▶ _Task to carry out_
Bring together all lines of the material below that contain the string "them".
--- START Data listing ---
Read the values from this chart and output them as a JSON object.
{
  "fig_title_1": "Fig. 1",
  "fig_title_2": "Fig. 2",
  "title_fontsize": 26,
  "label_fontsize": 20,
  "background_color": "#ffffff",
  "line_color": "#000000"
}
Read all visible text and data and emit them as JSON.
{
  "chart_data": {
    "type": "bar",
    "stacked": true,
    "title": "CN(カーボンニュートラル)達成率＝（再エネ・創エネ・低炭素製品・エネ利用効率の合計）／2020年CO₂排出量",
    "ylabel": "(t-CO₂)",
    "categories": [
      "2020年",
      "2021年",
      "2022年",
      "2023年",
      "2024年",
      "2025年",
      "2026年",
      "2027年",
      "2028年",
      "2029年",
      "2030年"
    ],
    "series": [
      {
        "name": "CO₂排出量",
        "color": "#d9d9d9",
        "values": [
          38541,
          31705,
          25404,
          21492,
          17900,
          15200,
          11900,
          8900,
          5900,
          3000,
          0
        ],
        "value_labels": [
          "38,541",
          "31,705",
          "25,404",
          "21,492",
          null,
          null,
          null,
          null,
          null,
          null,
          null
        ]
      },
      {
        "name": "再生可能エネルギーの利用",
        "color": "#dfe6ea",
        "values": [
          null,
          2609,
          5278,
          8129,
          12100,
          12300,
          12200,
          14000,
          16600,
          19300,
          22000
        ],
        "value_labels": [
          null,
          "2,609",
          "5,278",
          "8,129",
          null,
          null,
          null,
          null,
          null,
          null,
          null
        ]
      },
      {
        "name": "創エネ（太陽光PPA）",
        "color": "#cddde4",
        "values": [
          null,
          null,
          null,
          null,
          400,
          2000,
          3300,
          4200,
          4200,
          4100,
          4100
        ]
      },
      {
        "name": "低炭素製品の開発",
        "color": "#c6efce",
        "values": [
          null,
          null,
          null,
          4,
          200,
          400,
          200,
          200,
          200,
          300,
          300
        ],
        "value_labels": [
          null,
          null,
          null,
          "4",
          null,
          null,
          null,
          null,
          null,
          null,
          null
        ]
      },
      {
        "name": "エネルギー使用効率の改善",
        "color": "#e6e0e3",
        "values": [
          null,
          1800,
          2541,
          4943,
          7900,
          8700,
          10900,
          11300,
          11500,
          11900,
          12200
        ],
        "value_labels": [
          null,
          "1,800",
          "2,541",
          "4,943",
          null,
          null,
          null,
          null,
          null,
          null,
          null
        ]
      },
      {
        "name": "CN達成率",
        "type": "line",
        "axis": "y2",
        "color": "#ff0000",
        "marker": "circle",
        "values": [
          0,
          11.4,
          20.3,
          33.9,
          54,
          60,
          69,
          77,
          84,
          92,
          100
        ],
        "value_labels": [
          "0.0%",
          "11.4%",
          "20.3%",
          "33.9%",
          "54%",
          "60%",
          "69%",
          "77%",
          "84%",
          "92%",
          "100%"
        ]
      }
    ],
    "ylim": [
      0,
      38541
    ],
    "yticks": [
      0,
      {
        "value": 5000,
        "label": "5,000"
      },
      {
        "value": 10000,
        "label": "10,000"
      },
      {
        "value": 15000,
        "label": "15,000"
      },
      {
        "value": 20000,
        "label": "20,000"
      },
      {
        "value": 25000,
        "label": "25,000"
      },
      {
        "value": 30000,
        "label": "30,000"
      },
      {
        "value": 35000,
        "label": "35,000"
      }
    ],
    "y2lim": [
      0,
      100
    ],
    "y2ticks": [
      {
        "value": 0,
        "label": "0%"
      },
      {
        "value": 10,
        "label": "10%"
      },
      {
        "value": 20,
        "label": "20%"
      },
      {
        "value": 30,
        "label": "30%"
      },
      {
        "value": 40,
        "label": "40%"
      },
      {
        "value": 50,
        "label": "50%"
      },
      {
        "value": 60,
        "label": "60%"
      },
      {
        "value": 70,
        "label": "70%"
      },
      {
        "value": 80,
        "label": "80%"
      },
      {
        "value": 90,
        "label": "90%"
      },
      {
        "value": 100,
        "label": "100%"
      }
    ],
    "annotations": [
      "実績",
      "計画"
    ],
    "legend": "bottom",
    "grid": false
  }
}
--- END Data listing ---
▶ _Exercise response_
Read the values from this chart and output them as a JSON object.
Read all visible text and data and emit them as JSON.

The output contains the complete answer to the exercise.